## TASK DESCRIPTION
Count the lines in the records that contain the string "copy". Reply with only the number.

## PROVIDED ENTRIES
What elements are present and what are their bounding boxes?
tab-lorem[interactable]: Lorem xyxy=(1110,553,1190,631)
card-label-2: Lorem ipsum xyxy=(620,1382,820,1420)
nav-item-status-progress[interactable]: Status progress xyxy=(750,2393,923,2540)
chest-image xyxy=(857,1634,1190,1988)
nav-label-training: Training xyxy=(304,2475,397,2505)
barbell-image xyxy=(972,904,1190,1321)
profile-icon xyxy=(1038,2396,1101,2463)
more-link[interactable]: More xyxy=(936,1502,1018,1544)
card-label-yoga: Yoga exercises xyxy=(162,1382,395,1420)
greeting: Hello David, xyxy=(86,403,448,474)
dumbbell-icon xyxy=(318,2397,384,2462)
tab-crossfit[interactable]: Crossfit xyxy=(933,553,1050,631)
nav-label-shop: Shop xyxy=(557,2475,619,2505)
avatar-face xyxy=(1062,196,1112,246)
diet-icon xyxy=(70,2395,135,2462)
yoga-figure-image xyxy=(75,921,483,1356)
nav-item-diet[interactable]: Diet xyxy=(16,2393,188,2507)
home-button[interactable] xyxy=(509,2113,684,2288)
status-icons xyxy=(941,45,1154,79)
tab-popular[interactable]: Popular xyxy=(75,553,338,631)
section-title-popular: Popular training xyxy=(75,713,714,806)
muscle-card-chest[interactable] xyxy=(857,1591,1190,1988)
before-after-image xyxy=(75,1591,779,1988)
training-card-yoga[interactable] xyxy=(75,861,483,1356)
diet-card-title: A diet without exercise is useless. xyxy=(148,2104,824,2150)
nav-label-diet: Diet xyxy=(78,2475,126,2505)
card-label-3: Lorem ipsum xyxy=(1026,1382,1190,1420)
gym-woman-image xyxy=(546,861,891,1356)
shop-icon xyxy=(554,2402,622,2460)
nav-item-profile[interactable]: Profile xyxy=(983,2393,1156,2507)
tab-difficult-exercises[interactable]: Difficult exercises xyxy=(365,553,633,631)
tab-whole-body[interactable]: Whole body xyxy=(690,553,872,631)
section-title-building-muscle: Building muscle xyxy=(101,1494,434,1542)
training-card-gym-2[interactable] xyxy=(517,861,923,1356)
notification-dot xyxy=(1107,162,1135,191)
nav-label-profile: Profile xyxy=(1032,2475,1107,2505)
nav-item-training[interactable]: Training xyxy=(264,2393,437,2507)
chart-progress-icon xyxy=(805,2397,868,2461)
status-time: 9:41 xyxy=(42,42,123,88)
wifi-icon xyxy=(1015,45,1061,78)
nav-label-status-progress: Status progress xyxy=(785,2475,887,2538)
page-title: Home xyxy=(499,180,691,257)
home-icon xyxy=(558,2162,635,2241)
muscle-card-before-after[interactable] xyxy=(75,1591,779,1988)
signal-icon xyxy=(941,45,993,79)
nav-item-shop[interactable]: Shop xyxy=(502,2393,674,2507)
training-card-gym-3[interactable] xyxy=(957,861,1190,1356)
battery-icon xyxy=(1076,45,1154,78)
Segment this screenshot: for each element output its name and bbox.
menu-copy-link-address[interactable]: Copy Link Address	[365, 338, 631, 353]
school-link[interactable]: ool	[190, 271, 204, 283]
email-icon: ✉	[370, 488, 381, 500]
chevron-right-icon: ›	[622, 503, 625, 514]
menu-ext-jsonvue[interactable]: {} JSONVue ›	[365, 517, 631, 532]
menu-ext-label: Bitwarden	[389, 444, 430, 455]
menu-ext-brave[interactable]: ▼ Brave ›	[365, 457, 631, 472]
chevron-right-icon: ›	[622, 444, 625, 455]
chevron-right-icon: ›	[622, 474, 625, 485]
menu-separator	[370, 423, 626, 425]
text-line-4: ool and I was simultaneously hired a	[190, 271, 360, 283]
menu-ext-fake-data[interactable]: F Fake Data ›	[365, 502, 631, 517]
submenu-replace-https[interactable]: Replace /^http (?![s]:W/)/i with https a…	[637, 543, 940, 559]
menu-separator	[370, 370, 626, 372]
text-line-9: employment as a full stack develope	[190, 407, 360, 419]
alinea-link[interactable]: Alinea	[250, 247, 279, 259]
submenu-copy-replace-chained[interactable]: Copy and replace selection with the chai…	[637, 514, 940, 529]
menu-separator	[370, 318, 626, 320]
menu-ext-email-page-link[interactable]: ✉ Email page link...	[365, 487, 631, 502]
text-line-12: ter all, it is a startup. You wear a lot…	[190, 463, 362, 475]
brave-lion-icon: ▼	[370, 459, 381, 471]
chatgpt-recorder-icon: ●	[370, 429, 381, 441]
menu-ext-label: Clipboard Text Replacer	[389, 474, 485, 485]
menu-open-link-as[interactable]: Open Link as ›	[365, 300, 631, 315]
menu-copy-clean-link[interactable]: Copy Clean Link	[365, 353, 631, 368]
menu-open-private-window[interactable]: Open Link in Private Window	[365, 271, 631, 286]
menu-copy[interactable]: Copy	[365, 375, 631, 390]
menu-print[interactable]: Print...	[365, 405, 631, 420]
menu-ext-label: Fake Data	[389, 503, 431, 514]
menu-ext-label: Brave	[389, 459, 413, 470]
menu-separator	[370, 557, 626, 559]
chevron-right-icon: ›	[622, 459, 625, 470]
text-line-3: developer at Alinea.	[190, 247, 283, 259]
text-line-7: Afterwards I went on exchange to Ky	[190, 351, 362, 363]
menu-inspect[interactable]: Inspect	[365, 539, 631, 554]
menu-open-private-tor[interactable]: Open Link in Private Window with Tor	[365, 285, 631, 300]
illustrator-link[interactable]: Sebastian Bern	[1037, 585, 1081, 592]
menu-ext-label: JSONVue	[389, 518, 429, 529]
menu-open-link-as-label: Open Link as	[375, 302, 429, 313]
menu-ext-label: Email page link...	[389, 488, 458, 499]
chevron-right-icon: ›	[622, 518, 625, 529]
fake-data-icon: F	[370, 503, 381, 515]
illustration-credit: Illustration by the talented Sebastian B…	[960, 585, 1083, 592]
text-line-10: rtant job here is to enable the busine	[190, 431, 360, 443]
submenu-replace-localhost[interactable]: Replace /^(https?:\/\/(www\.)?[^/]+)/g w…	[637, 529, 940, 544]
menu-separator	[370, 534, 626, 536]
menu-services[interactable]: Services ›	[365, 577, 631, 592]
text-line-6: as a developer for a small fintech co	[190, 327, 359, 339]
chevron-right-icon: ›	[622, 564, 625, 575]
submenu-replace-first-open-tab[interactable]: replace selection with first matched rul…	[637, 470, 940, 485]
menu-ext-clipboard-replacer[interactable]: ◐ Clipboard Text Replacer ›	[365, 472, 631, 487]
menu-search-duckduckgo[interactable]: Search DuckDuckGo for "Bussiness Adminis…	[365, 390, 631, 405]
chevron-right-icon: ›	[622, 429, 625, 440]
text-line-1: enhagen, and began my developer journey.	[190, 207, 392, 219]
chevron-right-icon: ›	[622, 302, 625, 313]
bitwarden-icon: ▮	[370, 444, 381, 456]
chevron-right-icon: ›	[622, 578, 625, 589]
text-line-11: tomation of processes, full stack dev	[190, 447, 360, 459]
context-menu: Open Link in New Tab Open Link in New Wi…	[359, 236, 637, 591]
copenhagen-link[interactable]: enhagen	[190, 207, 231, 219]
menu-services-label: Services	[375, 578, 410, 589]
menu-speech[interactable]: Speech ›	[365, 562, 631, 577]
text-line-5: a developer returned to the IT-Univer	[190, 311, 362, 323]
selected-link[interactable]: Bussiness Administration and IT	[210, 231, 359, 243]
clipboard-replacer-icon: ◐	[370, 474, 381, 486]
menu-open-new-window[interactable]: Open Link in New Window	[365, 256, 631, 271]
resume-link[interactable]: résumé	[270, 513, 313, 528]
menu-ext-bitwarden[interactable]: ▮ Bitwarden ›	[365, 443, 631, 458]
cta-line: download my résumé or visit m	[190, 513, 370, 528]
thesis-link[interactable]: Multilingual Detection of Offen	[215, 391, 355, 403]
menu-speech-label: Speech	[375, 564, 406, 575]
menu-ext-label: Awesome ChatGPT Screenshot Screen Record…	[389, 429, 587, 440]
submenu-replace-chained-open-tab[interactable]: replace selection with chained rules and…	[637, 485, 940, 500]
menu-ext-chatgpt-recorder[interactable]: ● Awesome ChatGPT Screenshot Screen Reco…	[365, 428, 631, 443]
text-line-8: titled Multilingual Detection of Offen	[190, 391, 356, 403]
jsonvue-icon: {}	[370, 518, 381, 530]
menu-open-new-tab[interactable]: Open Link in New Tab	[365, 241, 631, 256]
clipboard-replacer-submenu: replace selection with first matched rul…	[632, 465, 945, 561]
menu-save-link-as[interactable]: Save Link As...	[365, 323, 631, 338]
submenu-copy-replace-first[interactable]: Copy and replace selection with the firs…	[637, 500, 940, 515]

## WORKED SOLUTION
5